-- Exercise details --
Without the images, output each record below as it stands.

-- Data section --
━━━━

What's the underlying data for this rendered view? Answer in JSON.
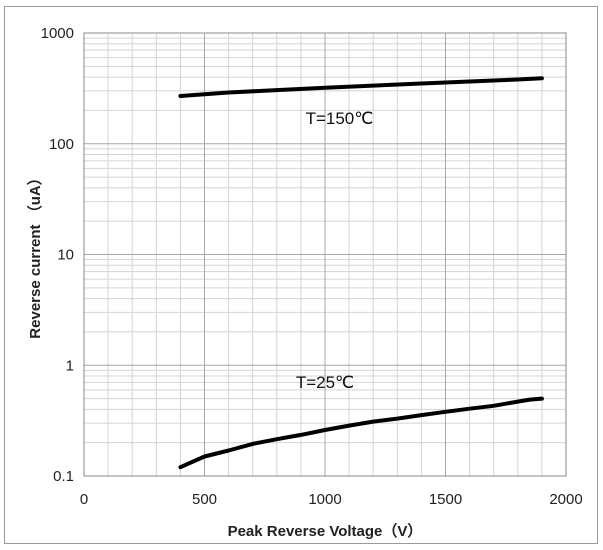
{
  "chart_data": {
    "type": "line",
    "title": "",
    "xlabel": "Peak Reverse Voltage（V）",
    "ylabel": "Reverse current （uA）",
    "xlim": [
      0,
      2000
    ],
    "ylim": [
      0.1,
      1000
    ],
    "yscale": "log",
    "grid": true,
    "x_ticks": [
      "0",
      "500",
      "1000",
      "1500",
      "2000"
    ],
    "y_ticks": [
      "0.1",
      "1",
      "10",
      "100",
      "1000"
    ],
    "series": [
      {
        "name": "T=150℃",
        "color": "#000000",
        "x": [
          400,
          600,
          800,
          1000,
          1200,
          1400,
          1600,
          1800,
          1900
        ],
        "y": [
          270,
          290,
          305,
          320,
          335,
          350,
          365,
          380,
          390
        ]
      },
      {
        "name": "T=25℃",
        "color": "#000000",
        "x": [
          400,
          500,
          600,
          700,
          800,
          900,
          1000,
          1100,
          1200,
          1300,
          1400,
          1500,
          1600,
          1700,
          1800,
          1850,
          1900
        ],
        "y": [
          0.12,
          0.15,
          0.17,
          0.195,
          0.215,
          0.235,
          0.26,
          0.285,
          0.31,
          0.33,
          0.355,
          0.38,
          0.405,
          0.43,
          0.47,
          0.49,
          0.5
        ]
      }
    ],
    "annotations": [
      {
        "text": "T=150℃",
        "x": 1060,
        "y": 150
      },
      {
        "text": "T=25℃",
        "x": 1000,
        "y": 0.62
      }
    ]
  }
}
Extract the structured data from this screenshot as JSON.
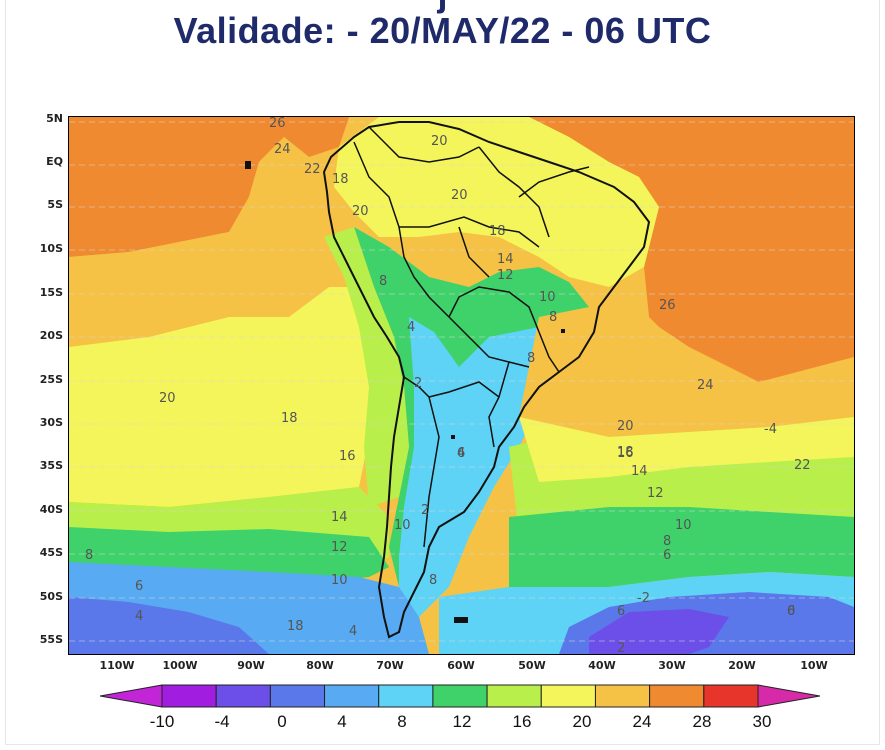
{
  "title_partial": "j",
  "title": "Validade: - 20/MAY/22 - 06 UTC",
  "map": {
    "lat_labels": [
      "5N",
      "EQ",
      "5S",
      "10S",
      "15S",
      "20S",
      "25S",
      "30S",
      "35S",
      "40S",
      "45S",
      "50S",
      "55S"
    ],
    "lon_labels": [
      "110W",
      "100W",
      "90W",
      "80W",
      "70W",
      "60W",
      "50W",
      "40W",
      "30W",
      "20W",
      "10W"
    ],
    "contour_labels": [
      "26",
      "24",
      "22",
      "18",
      "20",
      "20",
      "20",
      "18",
      "14",
      "12",
      "10",
      "8",
      "8",
      "4",
      "2",
      "8",
      "6",
      "26",
      "24",
      "20",
      "18",
      "16",
      "14",
      "12",
      "10",
      "8",
      "6",
      "4",
      "20",
      "18",
      "16",
      "14",
      "12",
      "10",
      "8",
      "6",
      "4",
      "6",
      "2",
      "8",
      "10",
      "6",
      "-2",
      "0",
      "2",
      "-4",
      "22",
      "20",
      "18",
      "16",
      "14",
      "12",
      "10",
      "8",
      "6",
      "4",
      "2",
      "0"
    ]
  },
  "colorbar": {
    "ticks": [
      "-10",
      "-4",
      "0",
      "4",
      "8",
      "12",
      "16",
      "20",
      "24",
      "28",
      "30"
    ],
    "colors": [
      "#a11ee0",
      "#6b4fe8",
      "#5a78ea",
      "#58aaf2",
      "#5ed3f6",
      "#3fd26a",
      "#b9ef4a",
      "#f4f55a",
      "#f6c245",
      "#f08a30",
      "#e8352c"
    ],
    "end_low_color": "#c225d6",
    "end_high_color": "#d62aa8"
  }
}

━━━━

-- Solution for this task --
What's the underlying data for this rendered view? Answer in JSON.
{
  "chart_data": {
    "type": "line",
    "title": "",
    "xlabel": "Peak Reverse Voltage（V）",
    "ylabel": "Reverse current （uA）",
    "xlim": [
      0,
      2000
    ],
    "ylim": [
      0.1,
      1000
    ],
    "yscale": "log",
    "grid": true,
    "x_ticks": [
      "0",
      "500",
      "1000",
      "1500",
      "2000"
    ],
    "y_ticks": [
      "0.1",
      "1",
      "10",
      "100",
      "1000"
    ],
    "series": [
      {
        "name": "T=150℃",
        "color": "#000000",
        "x": [
          400,
          600,
          800,
          1000,
          1200,
          1400,
          1600,
          1800,
          1900
        ],
        "y": [
          270,
          290,
          305,
          320,
          335,
          350,
          365,
          380,
          390
        ]
      },
      {
        "name": "T=25℃",
        "color": "#000000",
        "x": [
          400,
          500,
          600,
          700,
          800,
          900,
          1000,
          1100,
          1200,
          1300,
          1400,
          1500,
          1600,
          1700,
          1800,
          1850,
          1900
        ],
        "y": [
          0.12,
          0.15,
          0.17,
          0.195,
          0.215,
          0.235,
          0.26,
          0.285,
          0.31,
          0.33,
          0.355,
          0.38,
          0.405,
          0.43,
          0.47,
          0.49,
          0.5
        ]
      }
    ],
    "annotations": [
      {
        "text": "T=150℃",
        "x": 1060,
        "y": 150
      },
      {
        "text": "T=25℃",
        "x": 1000,
        "y": 0.62
      }
    ]
  }
}
Extract the structured data from this screenshot as JSON.
{
  "title_partial": "j",
  "title": "Validade: - 20/MAY/22 - 06 UTC",
  "map": {
    "lat_labels": [
      "5N",
      "EQ",
      "5S",
      "10S",
      "15S",
      "20S",
      "25S",
      "30S",
      "35S",
      "40S",
      "45S",
      "50S",
      "55S"
    ],
    "lon_labels": [
      "110W",
      "100W",
      "90W",
      "80W",
      "70W",
      "60W",
      "50W",
      "40W",
      "30W",
      "20W",
      "10W"
    ],
    "contour_labels": [
      "26",
      "24",
      "22",
      "18",
      "20",
      "20",
      "20",
      "18",
      "14",
      "12",
      "10",
      "8",
      "8",
      "4",
      "2",
      "8",
      "6",
      "26",
      "24",
      "20",
      "18",
      "16",
      "14",
      "12",
      "10",
      "8",
      "6",
      "4",
      "20",
      "18",
      "16",
      "14",
      "12",
      "10",
      "8",
      "6",
      "4",
      "6",
      "2",
      "8",
      "10",
      "6",
      "-2",
      "0",
      "2",
      "-4",
      "22",
      "20",
      "18",
      "16",
      "14",
      "12",
      "10",
      "8",
      "6",
      "4",
      "2",
      "0"
    ]
  },
  "colorbar": {
    "ticks": [
      "-10",
      "-4",
      "0",
      "4",
      "8",
      "12",
      "16",
      "20",
      "24",
      "28",
      "30"
    ],
    "colors": [
      "#a11ee0",
      "#6b4fe8",
      "#5a78ea",
      "#58aaf2",
      "#5ed3f6",
      "#3fd26a",
      "#b9ef4a",
      "#f4f55a",
      "#f6c245",
      "#f08a30",
      "#e8352c"
    ],
    "end_low_color": "#c225d6",
    "end_high_color": "#d62aa8"
  }
}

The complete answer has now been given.